(Records)
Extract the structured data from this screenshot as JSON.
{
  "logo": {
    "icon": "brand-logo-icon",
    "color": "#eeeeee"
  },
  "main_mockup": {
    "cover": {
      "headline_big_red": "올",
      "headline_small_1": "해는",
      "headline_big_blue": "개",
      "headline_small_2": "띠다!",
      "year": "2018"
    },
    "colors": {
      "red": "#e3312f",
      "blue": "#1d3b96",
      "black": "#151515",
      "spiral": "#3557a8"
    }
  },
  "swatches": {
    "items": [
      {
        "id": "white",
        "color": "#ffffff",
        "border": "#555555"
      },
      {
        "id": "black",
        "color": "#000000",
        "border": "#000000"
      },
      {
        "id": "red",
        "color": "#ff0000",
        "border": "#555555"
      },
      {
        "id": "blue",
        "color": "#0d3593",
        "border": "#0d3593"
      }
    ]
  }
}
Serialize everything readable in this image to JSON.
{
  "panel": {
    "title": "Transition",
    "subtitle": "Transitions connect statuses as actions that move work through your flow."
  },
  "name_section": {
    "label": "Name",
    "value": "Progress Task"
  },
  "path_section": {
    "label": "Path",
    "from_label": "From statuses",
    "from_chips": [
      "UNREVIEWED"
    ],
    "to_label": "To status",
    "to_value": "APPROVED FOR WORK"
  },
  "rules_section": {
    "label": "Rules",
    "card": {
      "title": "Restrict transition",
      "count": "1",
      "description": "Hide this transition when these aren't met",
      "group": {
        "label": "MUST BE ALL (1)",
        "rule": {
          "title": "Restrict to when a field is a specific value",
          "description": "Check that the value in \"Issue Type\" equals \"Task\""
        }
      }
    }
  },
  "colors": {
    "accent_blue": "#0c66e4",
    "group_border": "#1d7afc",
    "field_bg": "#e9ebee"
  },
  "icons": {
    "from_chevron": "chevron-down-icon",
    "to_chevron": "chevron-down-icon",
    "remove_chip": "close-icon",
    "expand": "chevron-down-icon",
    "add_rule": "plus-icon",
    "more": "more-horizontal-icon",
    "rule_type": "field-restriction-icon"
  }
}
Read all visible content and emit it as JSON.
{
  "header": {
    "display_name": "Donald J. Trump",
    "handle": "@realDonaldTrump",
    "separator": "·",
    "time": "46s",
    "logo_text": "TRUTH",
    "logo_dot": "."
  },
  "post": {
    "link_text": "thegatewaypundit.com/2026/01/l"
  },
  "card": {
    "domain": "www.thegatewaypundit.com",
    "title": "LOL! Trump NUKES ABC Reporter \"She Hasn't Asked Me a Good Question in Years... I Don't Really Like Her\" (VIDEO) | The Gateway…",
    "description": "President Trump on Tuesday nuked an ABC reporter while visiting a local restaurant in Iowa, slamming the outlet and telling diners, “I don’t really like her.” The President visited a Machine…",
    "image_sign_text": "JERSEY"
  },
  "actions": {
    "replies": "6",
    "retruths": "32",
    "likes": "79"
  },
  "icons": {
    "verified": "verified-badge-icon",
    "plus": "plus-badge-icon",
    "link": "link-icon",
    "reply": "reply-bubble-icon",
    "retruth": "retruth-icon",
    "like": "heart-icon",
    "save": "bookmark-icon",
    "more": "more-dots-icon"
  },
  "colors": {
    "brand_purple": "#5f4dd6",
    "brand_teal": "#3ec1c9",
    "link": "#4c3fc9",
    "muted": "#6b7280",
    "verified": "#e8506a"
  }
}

(Task to carry out)
Copy every line of the records above that holds the word "statuses".

(Result of the exercise)
    "subtitle": "Transitions connect statuses as actions that move work through your flow."
    "from_label": "From statuses",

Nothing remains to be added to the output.